[Problem statement] Copy only what runs from the line containing "Transcribe the text in this document." to the last line, both included, keeping it exact and omitting pictures.

[Data listing]
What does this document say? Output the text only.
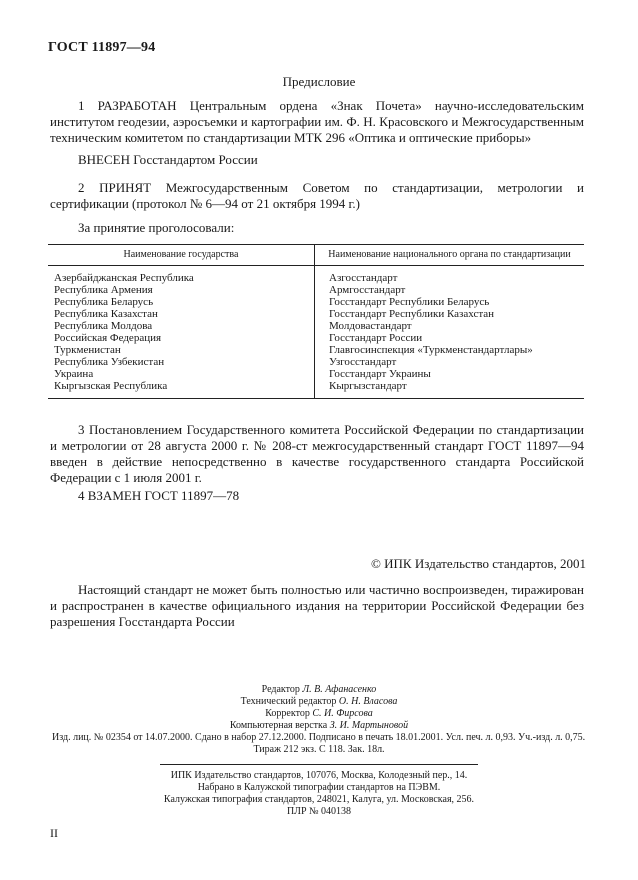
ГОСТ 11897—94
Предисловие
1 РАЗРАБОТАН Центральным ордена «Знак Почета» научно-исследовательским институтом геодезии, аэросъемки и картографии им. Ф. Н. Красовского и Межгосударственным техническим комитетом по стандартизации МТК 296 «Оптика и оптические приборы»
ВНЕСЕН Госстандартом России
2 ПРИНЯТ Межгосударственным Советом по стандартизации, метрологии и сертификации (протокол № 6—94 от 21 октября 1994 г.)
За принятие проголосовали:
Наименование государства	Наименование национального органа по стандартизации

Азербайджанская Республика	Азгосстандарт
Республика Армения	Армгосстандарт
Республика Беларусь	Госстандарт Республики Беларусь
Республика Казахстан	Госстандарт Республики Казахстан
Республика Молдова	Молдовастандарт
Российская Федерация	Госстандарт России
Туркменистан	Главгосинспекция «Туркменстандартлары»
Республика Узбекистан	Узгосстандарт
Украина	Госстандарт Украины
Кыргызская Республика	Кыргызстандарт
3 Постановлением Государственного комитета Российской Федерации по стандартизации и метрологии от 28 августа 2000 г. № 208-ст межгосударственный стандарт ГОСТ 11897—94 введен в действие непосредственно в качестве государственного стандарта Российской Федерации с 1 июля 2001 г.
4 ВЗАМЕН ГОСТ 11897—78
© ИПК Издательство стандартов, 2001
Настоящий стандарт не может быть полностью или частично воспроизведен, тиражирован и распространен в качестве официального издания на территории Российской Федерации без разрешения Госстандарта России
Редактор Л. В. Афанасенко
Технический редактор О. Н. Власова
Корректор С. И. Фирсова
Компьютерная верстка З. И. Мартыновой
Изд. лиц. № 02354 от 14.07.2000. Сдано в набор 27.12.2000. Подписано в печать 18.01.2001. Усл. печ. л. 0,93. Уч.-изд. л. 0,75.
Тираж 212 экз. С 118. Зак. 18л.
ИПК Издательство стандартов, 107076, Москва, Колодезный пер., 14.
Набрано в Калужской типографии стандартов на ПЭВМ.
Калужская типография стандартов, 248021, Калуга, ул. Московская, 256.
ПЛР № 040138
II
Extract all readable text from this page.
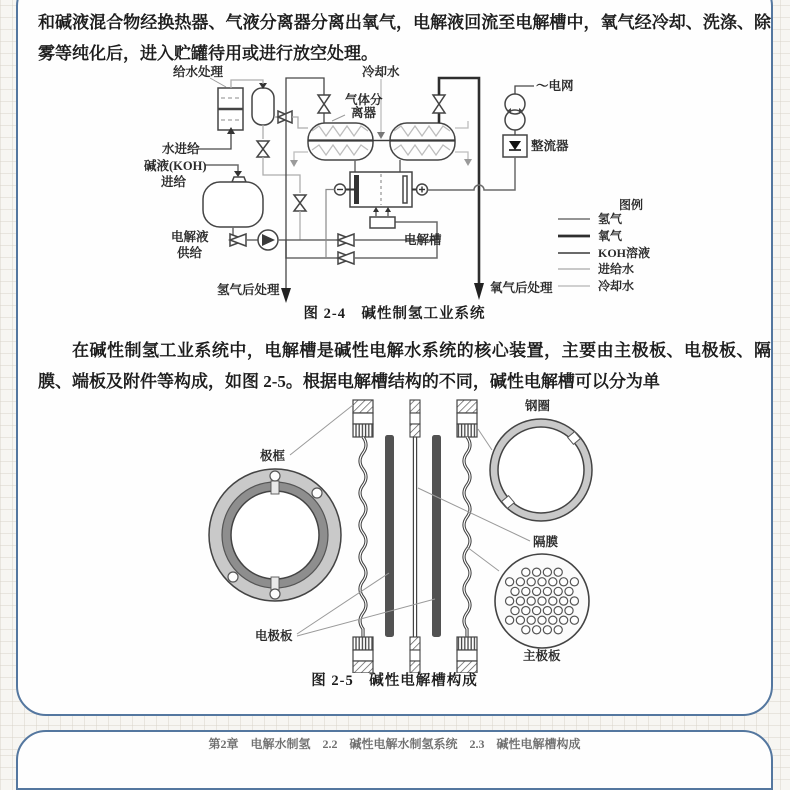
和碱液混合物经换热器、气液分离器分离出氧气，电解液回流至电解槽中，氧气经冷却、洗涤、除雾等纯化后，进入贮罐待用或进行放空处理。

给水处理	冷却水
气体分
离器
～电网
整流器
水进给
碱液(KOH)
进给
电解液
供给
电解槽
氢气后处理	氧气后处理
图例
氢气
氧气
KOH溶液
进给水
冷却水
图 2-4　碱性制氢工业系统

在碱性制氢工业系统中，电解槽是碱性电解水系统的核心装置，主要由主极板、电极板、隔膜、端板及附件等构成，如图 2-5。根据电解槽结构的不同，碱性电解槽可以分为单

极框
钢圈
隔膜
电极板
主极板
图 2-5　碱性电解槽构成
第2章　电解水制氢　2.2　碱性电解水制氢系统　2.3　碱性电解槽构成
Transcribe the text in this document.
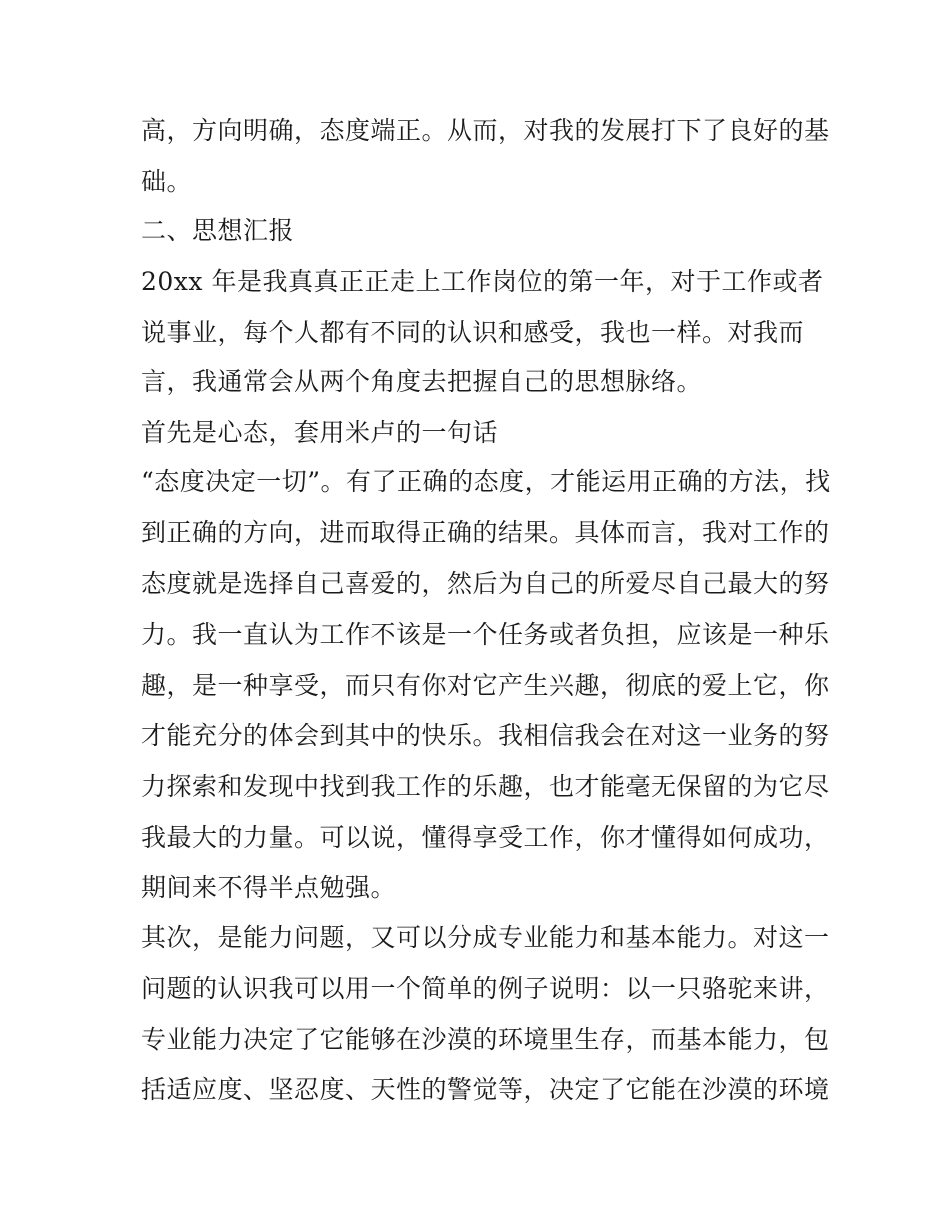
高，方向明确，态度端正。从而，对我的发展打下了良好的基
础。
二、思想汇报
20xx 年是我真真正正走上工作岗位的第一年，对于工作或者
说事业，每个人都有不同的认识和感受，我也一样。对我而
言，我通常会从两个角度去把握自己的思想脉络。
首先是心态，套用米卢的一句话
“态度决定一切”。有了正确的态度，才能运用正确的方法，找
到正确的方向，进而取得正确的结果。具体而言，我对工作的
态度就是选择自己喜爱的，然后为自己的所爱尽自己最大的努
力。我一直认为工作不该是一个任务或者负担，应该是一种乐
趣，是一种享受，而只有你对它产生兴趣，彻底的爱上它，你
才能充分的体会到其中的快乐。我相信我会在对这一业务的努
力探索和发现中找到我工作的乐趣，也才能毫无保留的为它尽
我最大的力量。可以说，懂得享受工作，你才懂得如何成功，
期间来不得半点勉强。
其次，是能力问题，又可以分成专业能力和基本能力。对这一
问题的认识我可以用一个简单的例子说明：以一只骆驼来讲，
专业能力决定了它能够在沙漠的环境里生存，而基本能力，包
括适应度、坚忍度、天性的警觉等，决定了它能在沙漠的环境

[Reply]
Transcribe the text in this document.
高，方向明确，态度端正。从而，对我的发展打下了良好的基
础。
二、思想汇报
20xx 年是我真真正正走上工作岗位的第一年，对于工作或者
说事业，每个人都有不同的认识和感受，我也一样。对我而
言，我通常会从两个角度去把握自己的思想脉络。
首先是心态，套用米卢的一句话
“态度决定一切”。有了正确的态度，才能运用正确的方法，找
到正确的方向，进而取得正确的结果。具体而言，我对工作的
态度就是选择自己喜爱的，然后为自己的所爱尽自己最大的努
力。我一直认为工作不该是一个任务或者负担，应该是一种乐
趣，是一种享受，而只有你对它产生兴趣，彻底的爱上它，你
才能充分的体会到其中的快乐。我相信我会在对这一业务的努
力探索和发现中找到我工作的乐趣，也才能毫无保留的为它尽
我最大的力量。可以说，懂得享受工作，你才懂得如何成功，
期间来不得半点勉强。
其次，是能力问题，又可以分成专业能力和基本能力。对这一
问题的认识我可以用一个简单的例子说明：以一只骆驼来讲，
专业能力决定了它能够在沙漠的环境里生存，而基本能力，包
括适应度、坚忍度、天性的警觉等，决定了它能在沙漠的环境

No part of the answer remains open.